● Exercise brief: Your task is to copy every line of the records below that contains "cost".

● Supplied data:
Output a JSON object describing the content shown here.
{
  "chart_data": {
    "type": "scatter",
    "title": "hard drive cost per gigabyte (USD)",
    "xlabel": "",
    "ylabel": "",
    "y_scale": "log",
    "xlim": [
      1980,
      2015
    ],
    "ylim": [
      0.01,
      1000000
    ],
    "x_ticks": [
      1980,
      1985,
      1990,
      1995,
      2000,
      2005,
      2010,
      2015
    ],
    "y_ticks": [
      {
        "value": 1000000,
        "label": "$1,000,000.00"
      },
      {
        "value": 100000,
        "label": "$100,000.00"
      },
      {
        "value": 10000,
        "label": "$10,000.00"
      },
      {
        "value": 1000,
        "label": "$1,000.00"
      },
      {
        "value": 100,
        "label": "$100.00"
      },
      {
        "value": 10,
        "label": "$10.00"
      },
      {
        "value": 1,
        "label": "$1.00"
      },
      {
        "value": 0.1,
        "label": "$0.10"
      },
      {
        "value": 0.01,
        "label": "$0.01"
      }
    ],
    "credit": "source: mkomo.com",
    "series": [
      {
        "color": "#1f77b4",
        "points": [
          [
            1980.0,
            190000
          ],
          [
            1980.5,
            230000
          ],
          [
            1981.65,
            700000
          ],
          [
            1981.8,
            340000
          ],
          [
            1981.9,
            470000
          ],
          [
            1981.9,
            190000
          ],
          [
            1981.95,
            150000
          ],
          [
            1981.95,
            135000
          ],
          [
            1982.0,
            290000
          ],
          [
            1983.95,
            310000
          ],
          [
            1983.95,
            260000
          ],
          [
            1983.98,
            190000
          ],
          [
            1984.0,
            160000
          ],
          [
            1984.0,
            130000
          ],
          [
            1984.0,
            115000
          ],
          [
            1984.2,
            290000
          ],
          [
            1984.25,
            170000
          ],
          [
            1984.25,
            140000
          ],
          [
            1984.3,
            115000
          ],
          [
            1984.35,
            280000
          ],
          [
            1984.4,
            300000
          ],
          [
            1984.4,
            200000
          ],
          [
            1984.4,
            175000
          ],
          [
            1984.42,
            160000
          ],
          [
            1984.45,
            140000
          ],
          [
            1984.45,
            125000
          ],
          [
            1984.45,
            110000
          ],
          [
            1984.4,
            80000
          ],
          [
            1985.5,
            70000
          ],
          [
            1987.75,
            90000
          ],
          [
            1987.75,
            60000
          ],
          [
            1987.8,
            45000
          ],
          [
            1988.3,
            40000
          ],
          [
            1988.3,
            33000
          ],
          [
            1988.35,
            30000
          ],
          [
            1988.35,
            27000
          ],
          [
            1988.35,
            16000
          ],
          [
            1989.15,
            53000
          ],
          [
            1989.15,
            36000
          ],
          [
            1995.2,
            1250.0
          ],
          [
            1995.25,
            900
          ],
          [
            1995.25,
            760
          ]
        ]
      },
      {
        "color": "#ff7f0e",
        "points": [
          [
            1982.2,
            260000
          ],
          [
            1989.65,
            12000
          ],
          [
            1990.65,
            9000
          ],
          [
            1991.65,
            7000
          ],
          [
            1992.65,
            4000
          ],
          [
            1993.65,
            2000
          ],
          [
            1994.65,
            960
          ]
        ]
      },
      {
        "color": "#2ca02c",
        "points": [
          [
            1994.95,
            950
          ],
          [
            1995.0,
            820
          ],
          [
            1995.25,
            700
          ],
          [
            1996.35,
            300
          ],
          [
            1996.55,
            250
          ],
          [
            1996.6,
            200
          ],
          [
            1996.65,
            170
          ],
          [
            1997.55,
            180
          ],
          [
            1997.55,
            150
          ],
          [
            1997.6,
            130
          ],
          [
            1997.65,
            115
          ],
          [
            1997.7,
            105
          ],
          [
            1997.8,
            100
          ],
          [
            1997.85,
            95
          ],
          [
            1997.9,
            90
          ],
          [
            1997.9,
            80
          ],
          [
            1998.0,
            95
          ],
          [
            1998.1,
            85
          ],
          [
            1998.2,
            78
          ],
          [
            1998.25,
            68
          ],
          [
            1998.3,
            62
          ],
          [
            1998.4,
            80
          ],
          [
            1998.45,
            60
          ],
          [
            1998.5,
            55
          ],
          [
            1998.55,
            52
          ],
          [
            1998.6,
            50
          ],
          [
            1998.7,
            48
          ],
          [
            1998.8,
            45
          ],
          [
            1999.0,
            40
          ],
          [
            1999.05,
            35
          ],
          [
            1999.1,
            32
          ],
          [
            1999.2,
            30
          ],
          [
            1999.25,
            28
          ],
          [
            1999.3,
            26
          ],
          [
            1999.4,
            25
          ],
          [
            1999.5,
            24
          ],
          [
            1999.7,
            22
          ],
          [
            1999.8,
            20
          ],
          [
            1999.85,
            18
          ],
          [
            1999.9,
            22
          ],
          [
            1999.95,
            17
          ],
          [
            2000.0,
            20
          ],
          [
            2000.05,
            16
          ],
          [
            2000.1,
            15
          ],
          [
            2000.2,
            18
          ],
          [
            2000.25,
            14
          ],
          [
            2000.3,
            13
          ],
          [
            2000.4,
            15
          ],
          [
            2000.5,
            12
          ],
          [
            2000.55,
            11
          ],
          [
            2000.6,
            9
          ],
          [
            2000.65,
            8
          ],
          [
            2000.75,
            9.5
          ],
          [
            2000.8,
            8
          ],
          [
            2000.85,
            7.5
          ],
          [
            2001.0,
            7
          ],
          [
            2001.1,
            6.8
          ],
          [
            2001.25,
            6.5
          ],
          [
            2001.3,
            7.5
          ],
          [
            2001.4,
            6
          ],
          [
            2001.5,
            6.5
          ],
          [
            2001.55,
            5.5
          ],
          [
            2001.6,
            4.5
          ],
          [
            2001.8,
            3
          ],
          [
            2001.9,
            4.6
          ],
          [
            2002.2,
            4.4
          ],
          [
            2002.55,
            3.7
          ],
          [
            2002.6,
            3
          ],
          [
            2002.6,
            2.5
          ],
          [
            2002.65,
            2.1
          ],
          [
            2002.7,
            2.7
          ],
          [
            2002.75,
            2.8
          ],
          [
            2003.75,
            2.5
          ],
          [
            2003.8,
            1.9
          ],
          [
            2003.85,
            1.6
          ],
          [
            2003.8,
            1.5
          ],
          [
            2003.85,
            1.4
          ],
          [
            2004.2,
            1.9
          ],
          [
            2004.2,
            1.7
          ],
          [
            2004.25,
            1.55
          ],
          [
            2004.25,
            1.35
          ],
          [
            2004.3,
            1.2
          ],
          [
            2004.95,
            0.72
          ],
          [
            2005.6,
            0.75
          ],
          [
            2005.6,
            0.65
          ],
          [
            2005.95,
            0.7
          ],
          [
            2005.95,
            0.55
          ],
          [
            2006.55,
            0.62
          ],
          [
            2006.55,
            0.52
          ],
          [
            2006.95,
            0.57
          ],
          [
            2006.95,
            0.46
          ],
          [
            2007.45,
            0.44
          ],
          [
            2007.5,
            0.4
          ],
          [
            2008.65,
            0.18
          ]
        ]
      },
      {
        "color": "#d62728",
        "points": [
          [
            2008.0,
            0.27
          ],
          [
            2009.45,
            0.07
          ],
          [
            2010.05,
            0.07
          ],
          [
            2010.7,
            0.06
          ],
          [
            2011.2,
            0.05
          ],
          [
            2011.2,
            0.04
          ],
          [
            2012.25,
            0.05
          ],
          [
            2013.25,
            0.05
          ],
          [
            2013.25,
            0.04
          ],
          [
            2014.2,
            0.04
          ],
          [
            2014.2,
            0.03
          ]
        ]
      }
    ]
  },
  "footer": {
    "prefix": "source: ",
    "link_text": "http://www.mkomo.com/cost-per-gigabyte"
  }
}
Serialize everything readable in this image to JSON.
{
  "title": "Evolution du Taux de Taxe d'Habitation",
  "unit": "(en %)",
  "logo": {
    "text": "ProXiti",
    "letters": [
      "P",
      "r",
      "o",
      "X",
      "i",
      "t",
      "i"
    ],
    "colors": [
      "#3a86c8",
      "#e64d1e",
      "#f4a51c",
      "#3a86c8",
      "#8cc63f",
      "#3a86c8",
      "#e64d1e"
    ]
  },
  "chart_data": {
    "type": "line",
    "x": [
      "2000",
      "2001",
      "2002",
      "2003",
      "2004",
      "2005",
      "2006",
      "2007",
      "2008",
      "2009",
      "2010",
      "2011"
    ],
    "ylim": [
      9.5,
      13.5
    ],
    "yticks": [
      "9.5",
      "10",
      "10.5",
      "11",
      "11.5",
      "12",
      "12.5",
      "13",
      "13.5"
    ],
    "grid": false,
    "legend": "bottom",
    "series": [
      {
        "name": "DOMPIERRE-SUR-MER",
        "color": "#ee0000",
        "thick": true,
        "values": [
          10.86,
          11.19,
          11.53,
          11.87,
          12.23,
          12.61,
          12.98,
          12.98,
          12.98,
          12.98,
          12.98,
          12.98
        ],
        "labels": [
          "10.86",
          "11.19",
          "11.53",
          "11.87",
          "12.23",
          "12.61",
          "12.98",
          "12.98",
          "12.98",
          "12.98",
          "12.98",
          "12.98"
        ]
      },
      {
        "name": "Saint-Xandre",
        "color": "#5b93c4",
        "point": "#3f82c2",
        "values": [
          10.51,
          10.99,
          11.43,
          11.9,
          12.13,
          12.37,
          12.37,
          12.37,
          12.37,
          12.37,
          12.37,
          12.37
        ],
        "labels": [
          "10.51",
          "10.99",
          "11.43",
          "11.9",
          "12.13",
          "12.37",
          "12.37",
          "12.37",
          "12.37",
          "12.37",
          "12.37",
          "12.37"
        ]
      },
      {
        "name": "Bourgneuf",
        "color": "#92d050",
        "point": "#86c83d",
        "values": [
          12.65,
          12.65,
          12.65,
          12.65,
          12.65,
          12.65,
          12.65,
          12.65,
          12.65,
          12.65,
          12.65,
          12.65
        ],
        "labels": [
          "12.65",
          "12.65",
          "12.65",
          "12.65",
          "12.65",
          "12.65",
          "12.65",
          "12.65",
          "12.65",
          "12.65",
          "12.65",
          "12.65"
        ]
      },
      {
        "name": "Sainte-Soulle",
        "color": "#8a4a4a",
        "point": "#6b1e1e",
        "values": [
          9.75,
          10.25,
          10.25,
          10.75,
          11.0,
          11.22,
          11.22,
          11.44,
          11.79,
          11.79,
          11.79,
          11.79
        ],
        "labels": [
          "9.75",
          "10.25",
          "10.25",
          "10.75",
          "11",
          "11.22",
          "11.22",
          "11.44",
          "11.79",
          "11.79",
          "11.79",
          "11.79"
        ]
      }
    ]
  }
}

● Full output:
    "title": "hard drive cost per gigabyte (USD)",
    "link_text": "http://www.mkomo.com/cost-per-gigabyte"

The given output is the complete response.